[TEXT EXCERPT]
+++

# Boardwalk Empire Season Finale 12/02/2012



## oldschoolecw (Jan 25, 2007)

What a great season it has been, and it comes down to an all out battle.

Who will survive?

Bobby Cannavale as Gyp Rossetti has to be one of the greatest villains on TV in many years

What will happen to Richard Harrow?

Will Nucky Thompson owe Al Capone his life?

[YOUTUBEHD]8E1QUpNkHag[/YOUTUBEHD]


----------



## Jimmy 440 (Nov 17, 2007)

I can't wait til Sunday night !


----------



## damondlt (Feb 27, 2006)

This show is awesome!.

Everyone has been telling me for the last 2 years , that I would love this show. 
I kept saying yea yea yea. Well 2 weeks ago I saw Directv had all the episodes On Demand, so I downloaded all of them 2 weeks ago and watched everyone. 
Fantastic. 
Right now this program is the only reason I subscribe to HBO.


----------



## Jimmy 440 (Nov 17, 2007)

damondlt said:


> This show is awesome!.

+++

[Records of where elements appear]

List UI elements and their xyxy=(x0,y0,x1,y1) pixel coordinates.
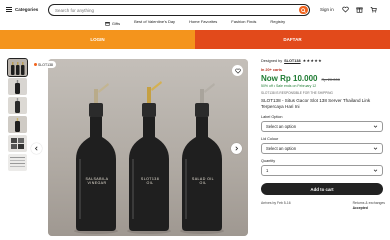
nav-item-label: Gifts xyxy=(111,21,121,26)
select-value: Select an option xyxy=(266,146,297,152)
chevron-left-icon xyxy=(34,146,38,151)
badge-dot-icon xyxy=(34,63,37,66)
search-bar[interactable] xyxy=(48,4,310,16)
favorites-heart-icon[interactable] xyxy=(341,5,350,14)
bottle-label-2: SLOT138 OIL xyxy=(140,177,160,185)
returns-label: Returns & exchanges xyxy=(352,201,385,206)
signin-link[interactable]: Sign in xyxy=(320,7,334,12)
nav-item-fashion-finds[interactable]: Fashion Finds xyxy=(231,19,256,28)
designed-by-prefix: Designed by xyxy=(261,58,283,63)
login-button[interactable]: LOGIN xyxy=(0,30,195,49)
gift-icon xyxy=(105,21,110,26)
category-nav: Gifts Best of Valentine's Day Home Favor… xyxy=(0,19,390,28)
shipping-note: SLOT138 IS RESPONSIBLE FOR THE SHIPPING xyxy=(261,91,333,95)
quantity-value: 1 xyxy=(266,168,269,174)
lid-colour-select[interactable]: Select an option xyxy=(261,143,383,155)
nav-item-registry[interactable]: Registry xyxy=(270,19,285,28)
rating-stars: ★★★★★ xyxy=(302,58,323,63)
stock-note: In 20+ carts xyxy=(261,68,283,72)
product-title: SLOT138 - Situs Gacor Slot 138 Server Th… xyxy=(261,98,371,110)
previous-image-button[interactable] xyxy=(31,143,42,154)
nav-item-gifts[interactable]: Gifts xyxy=(105,19,120,28)
chevron-down-icon xyxy=(373,125,378,129)
nav-item-home-favorites[interactable]: Home Favorites xyxy=(189,19,217,28)
register-button[interactable]: DAFTAR xyxy=(195,30,390,49)
search-button[interactable] xyxy=(299,6,308,14)
thumbnail-6[interactable] xyxy=(8,154,27,171)
search-icon xyxy=(301,7,306,13)
quantity-select[interactable]: 1 xyxy=(261,165,383,177)
label-option-label: Label Option xyxy=(261,115,283,120)
bottle-label-3: SALAD OIL OIL xyxy=(191,177,215,185)
designed-by-row: Designed by SLOT138 ★★★★★ xyxy=(261,58,385,63)
cart-icon[interactable] xyxy=(369,5,378,14)
nav-item-valentines[interactable]: Best of Valentine's Day xyxy=(134,19,175,28)
quantity-label: Quantity xyxy=(261,159,276,164)
thumbnail-strip xyxy=(7,58,28,173)
current-price: Now Rp 10.000 xyxy=(261,74,318,83)
thumbnail-1[interactable] xyxy=(7,58,28,77)
gift-icon[interactable] xyxy=(355,5,364,14)
shop-badge: SLOT138 xyxy=(31,61,56,68)
search-input[interactable] xyxy=(55,7,295,13)
next-image-button[interactable] xyxy=(231,143,242,154)
add-to-cart-button[interactable]: Add to cart xyxy=(261,183,383,196)
menu-icon xyxy=(6,7,12,12)
thumbnail-2[interactable] xyxy=(8,78,27,95)
thumbnail-4[interactable] xyxy=(8,116,27,133)
badge-label: SLOT138 xyxy=(38,62,53,67)
label-option-select[interactable]: Select an option xyxy=(261,121,383,133)
chevron-right-icon xyxy=(235,146,239,151)
shop-link[interactable]: SLOT138 xyxy=(284,59,300,63)
arrival-estimate: Arrives by Feb 5-16 xyxy=(261,201,291,206)
select-value: Select an option xyxy=(266,124,297,130)
price-row: Now Rp 10.000 Rp 20.000 xyxy=(261,74,385,83)
product-image: SALSABILA VINEGAR SLOT138 OIL SALAD OIL … xyxy=(48,59,248,236)
delivery-info: Arrives by Feb 5-16 Returns & exchanges … xyxy=(261,201,385,210)
original-price: Rp 20.000 xyxy=(321,77,340,82)
auth-bar: LOGIN DAFTAR xyxy=(0,30,390,49)
lid-colour-label: Lid Colour xyxy=(261,137,279,142)
bottle-label-1: SALSABILA VINEGAR xyxy=(85,177,109,185)
returns-value: Accepted xyxy=(352,206,368,210)
categories-button[interactable]: Categories xyxy=(6,7,38,12)
chevron-down-icon xyxy=(373,147,378,151)
chevron-down-icon xyxy=(373,169,378,173)
thumbnail-5[interactable] xyxy=(8,135,27,152)
bottles-illustration xyxy=(74,81,224,234)
returns-info: Returns & exchanges Accepted xyxy=(353,201,385,210)
heart-icon xyxy=(234,68,241,74)
categories-label: Categories xyxy=(15,7,39,12)
favorite-button[interactable] xyxy=(232,65,243,76)
discount-note: 50% off • Sale ends on February 12 xyxy=(261,84,317,88)
product-info-panel: Designed by SLOT138 ★★★★★ In 20+ carts N… xyxy=(261,58,385,211)
thumbnail-3[interactable] xyxy=(8,97,27,114)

+++

[GIVEN EXERCISE 1]
Please retype the Boardwalk Empire thread, everything from "What will happen" down to "Sunday night !".
[GIVEN EXERCISE 2]
According to the Boardwalk Empire thread, which actor plays Gyp Rossetti?
The entries are separate material from the thread.

[FULL SOLUTION 1]
What will happen to Richard Harrow?

Will Nucky Thompson owe Al Capone his life?

[YOUTUBEHD]8E1QUpNkHag[/YOUTUBEHD]


----------



## Jimmy 440 (Nov 17, 2007)

I can't wait til Sunday night !

[FULL SOLUTION 2]
Bobby Cannavale